- _The records_
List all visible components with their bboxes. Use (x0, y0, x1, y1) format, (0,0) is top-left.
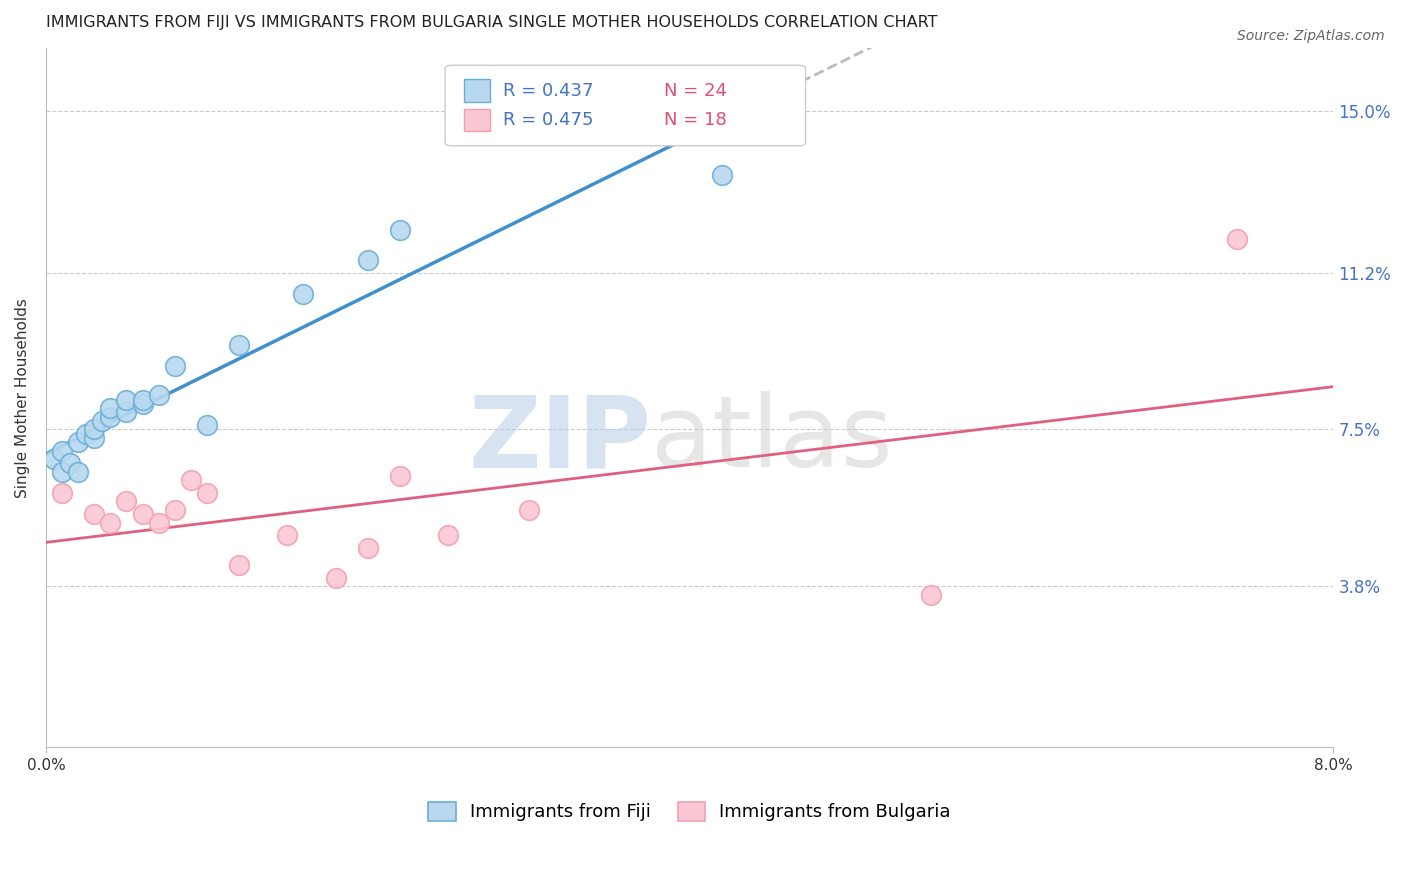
Point (437, 528, 460, 542)
Legend: Immigrants from Fiji, Immigrants from Bulgaria: Immigrants from Fiji, Immigrants from Bu… (422, 795, 957, 829)
Point (98, 516, 121, 530)
Text: N = 24: N = 24 (664, 81, 727, 100)
Point (51, 465, 73, 479)
Point (163, 359, 186, 373)
Point (59, 456, 82, 470)
Text: N = 18: N = 18 (664, 111, 727, 128)
Point (710, 168, 733, 182)
Point (228, 337, 250, 351)
Point (325, 571, 347, 585)
Point (83, 422, 105, 436)
Point (67, 435, 90, 450)
Point (115, 392, 138, 407)
Point (517, 503, 540, 517)
Point (75, 426, 97, 441)
Point (115, 405, 138, 419)
Point (98, 409, 121, 424)
Y-axis label: Single Mother Households: Single Mother Households (15, 298, 30, 498)
FancyBboxPatch shape (464, 109, 491, 131)
Text: R = 0.437: R = 0.437 (503, 81, 593, 100)
Point (357, 252, 380, 267)
Point (195, 418, 218, 433)
FancyBboxPatch shape (464, 79, 491, 102)
Point (163, 503, 186, 517)
Point (131, 392, 153, 407)
Point (67, 465, 90, 479)
Text: R = 0.475: R = 0.475 (503, 111, 593, 128)
Point (180, 473, 202, 487)
Point (42, 452, 65, 467)
Point (51, 443, 73, 458)
Point (228, 558, 250, 572)
Point (292, 286, 315, 301)
Text: Source: ZipAtlas.com: Source: ZipAtlas.com (1237, 29, 1385, 44)
Point (357, 541, 380, 555)
Point (389, 223, 412, 237)
Point (91, 414, 114, 428)
Point (98, 401, 121, 416)
FancyBboxPatch shape (446, 65, 806, 145)
Point (83, 507, 105, 521)
Point (389, 469, 412, 483)
Point (51, 486, 73, 500)
Point (83, 431, 105, 445)
Point (131, 507, 153, 521)
Text: ZIP: ZIP (468, 391, 651, 488)
Text: atlas: atlas (651, 391, 893, 488)
Point (131, 397, 153, 411)
Point (195, 486, 218, 500)
Text: IMMIGRANTS FROM FIJI VS IMMIGRANTS FROM BULGARIA SINGLE MOTHER HOUSEHOLDS CORREL: IMMIGRANTS FROM FIJI VS IMMIGRANTS FROM … (46, 15, 938, 30)
Point (148, 388, 170, 402)
Point (920, 588, 942, 602)
Point (276, 528, 298, 542)
Point (148, 516, 170, 530)
Point (1226, 231, 1249, 245)
Point (115, 494, 138, 508)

- _Requirement_
Repeat the lines of the material again, everything from the line containing "Point (437, 528, 460, 542)" down to the line containing "Point (163, 359, 186, 373)", including both of those lines.

- _Solution for this task_
Point (437, 528, 460, 542)
Legend: Immigrants from Fiji, Immigrants from Bulgaria: Immigrants from Fiji, Immigrants from Bu… (422, 795, 957, 829)
Point (98, 516, 121, 530)
Text: N = 24: N = 24 (664, 81, 727, 100)
Point (51, 465, 73, 479)
Point (163, 359, 186, 373)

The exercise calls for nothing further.